[start The records]
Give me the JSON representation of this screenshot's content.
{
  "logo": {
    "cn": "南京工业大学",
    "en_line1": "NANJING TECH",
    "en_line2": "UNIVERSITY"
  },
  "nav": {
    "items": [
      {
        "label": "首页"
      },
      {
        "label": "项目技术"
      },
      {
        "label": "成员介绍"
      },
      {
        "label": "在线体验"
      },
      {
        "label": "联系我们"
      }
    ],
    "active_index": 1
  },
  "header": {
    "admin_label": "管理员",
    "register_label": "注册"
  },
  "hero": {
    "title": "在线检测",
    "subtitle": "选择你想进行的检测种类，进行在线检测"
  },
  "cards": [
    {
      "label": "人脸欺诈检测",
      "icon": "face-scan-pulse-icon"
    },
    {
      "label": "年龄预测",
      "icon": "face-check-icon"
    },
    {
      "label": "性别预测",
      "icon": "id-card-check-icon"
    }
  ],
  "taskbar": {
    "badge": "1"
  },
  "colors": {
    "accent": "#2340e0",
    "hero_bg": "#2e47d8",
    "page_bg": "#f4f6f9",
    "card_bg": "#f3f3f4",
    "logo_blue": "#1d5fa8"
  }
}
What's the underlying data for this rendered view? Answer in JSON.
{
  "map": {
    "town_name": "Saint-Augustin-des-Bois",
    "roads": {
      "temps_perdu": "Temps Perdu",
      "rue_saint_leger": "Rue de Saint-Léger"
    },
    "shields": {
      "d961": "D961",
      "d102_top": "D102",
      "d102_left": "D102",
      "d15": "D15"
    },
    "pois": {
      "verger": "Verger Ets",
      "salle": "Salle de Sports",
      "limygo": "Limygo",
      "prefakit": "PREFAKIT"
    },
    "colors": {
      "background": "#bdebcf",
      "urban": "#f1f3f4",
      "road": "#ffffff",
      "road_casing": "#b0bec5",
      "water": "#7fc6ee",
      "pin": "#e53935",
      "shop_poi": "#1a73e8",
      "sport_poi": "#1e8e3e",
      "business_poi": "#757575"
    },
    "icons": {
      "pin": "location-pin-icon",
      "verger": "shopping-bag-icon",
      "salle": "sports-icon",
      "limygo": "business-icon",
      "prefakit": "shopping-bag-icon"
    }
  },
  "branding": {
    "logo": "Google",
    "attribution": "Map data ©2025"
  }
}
[end The records]
Exercise instructions — Write out the entries above word for word.

Solution to this task —
Give me the JSON representation of this screenshot's content.
{
  "logo": {
    "cn": "南京工业大学",
    "en_line1": "NANJING TECH",
    "en_line2": "UNIVERSITY"
  },
  "nav": {
    "items": [
      {
        "label": "首页"
      },
      {
        "label": "项目技术"
      },
      {
        "label": "成员介绍"
      },
      {
        "label": "在线体验"
      },
      {
        "label": "联系我们"
      }
    ],
    "active_index": 1
  },
  "header": {
    "admin_label": "管理员",
    "register_label": "注册"
  },
  "hero": {
    "title": "在线检测",
    "subtitle": "选择你想进行的检测种类，进行在线检测"
  },
  "cards": [
    {
      "label": "人脸欺诈检测",
      "icon": "face-scan-pulse-icon"
    },
    {
      "label": "年龄预测",
      "icon": "face-check-icon"
    },
    {
      "label": "性别预测",
      "icon": "id-card-check-icon"
    }
  ],
  "taskbar": {
    "badge": "1"
  },
  "colors": {
    "accent": "#2340e0",
    "hero_bg": "#2e47d8",
    "page_bg": "#f4f6f9",
    "card_bg": "#f3f3f4",
    "logo_blue": "#1d5fa8"
  }
}
What's the underlying data for this rendered view? Answer in JSON.
{
  "map": {
    "town_name": "Saint-Augustin-des-Bois",
    "roads": {
      "temps_perdu": "Temps Perdu",
      "rue_saint_leger": "Rue de Saint-Léger"
    },
    "shields": {
      "d961": "D961",
      "d102_top": "D102",
      "d102_left": "D102",
      "d15": "D15"
    },
    "pois": {
      "verger": "Verger Ets",
      "salle": "Salle de Sports",
      "limygo": "Limygo",
      "prefakit": "PREFAKIT"
    },
    "colors": {
      "background": "#bdebcf",
      "urban": "#f1f3f4",
      "road": "#ffffff",
      "road_casing": "#b0bec5",
      "water": "#7fc6ee",
      "pin": "#e53935",
      "shop_poi": "#1a73e8",
      "sport_poi": "#1e8e3e",
      "business_poi": "#757575"
    },
    "icons": {
      "pin": "location-pin-icon",
      "verger": "shopping-bag-icon",
      "salle": "sports-icon",
      "limygo": "business-icon",
      "prefakit": "shopping-bag-icon"
    }
  },
  "branding": {
    "logo": "Google",
    "attribution": "Map data ©2025"
  }
}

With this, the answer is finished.